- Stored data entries
[start]
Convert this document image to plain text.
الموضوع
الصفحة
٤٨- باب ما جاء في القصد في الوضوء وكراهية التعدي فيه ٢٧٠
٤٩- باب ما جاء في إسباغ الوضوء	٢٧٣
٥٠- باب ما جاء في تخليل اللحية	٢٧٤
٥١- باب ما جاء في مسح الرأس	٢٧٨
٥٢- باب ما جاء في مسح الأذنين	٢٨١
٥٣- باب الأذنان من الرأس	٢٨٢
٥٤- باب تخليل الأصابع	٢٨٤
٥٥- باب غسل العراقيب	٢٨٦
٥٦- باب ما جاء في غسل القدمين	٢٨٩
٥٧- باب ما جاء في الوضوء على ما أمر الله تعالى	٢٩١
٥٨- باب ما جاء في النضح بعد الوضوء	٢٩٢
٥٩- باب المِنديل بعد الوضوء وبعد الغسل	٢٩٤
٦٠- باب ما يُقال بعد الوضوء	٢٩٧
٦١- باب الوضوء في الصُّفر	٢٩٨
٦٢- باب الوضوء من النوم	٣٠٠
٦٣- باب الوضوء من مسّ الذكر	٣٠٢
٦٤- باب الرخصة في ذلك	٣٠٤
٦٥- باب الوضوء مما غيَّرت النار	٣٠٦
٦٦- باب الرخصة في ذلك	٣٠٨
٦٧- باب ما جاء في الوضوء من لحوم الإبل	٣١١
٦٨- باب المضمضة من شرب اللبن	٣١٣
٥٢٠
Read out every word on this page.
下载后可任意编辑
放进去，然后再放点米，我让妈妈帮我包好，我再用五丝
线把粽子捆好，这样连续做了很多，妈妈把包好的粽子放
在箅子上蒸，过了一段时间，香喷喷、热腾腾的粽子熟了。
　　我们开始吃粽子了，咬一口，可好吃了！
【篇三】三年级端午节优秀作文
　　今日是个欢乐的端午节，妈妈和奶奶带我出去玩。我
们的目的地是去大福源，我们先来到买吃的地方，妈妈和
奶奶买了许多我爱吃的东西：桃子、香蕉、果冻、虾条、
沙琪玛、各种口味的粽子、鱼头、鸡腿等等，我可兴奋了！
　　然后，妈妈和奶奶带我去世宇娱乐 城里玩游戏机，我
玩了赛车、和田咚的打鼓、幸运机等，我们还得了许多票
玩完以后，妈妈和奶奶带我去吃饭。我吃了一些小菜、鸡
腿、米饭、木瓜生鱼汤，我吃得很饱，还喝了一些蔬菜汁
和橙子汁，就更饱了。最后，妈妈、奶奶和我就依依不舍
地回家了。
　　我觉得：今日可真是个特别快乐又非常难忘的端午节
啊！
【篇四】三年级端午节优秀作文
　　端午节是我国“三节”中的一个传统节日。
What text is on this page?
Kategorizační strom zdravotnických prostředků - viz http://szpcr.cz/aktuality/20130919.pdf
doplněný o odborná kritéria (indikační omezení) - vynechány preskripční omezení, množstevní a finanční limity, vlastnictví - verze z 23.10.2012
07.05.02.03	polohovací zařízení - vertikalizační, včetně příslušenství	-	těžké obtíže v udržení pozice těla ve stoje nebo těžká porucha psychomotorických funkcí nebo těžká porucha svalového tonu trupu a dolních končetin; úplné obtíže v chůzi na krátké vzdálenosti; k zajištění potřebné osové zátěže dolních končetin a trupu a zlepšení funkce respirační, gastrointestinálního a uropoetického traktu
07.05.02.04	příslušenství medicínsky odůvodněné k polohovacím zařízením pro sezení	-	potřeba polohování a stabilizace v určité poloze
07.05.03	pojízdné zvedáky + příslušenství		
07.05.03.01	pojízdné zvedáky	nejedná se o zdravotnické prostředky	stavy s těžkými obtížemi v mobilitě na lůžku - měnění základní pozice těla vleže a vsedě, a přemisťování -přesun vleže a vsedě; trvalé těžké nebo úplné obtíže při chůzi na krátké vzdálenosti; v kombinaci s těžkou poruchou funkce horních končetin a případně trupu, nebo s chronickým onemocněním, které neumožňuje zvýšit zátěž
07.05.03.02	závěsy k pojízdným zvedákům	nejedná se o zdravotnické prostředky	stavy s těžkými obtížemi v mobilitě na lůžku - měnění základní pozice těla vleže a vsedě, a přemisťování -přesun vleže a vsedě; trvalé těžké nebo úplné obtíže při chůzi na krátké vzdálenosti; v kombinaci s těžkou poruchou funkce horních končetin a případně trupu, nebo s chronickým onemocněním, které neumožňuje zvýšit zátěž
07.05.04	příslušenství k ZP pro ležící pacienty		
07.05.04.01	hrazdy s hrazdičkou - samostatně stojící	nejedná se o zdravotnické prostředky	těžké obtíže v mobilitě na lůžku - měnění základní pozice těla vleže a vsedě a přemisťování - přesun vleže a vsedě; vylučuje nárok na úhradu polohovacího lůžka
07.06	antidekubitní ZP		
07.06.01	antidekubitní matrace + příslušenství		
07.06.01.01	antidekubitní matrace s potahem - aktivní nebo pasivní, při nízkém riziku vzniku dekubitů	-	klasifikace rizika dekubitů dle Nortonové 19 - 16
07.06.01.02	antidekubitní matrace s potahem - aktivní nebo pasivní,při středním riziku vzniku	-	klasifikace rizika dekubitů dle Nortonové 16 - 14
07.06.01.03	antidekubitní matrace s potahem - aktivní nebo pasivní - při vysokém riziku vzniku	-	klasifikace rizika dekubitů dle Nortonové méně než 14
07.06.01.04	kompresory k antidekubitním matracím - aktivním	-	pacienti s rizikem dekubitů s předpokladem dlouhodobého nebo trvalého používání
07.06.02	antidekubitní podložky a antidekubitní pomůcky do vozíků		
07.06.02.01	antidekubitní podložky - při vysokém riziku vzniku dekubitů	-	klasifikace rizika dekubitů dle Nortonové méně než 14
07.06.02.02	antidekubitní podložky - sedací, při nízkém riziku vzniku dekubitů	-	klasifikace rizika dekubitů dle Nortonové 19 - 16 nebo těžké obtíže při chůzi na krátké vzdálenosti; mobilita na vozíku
[end]
- Set problem
Report each line of the material above where the word "this" appears.

- Final result
Convert this document image to plain text.
Read out every word on this page.
What text is on this page?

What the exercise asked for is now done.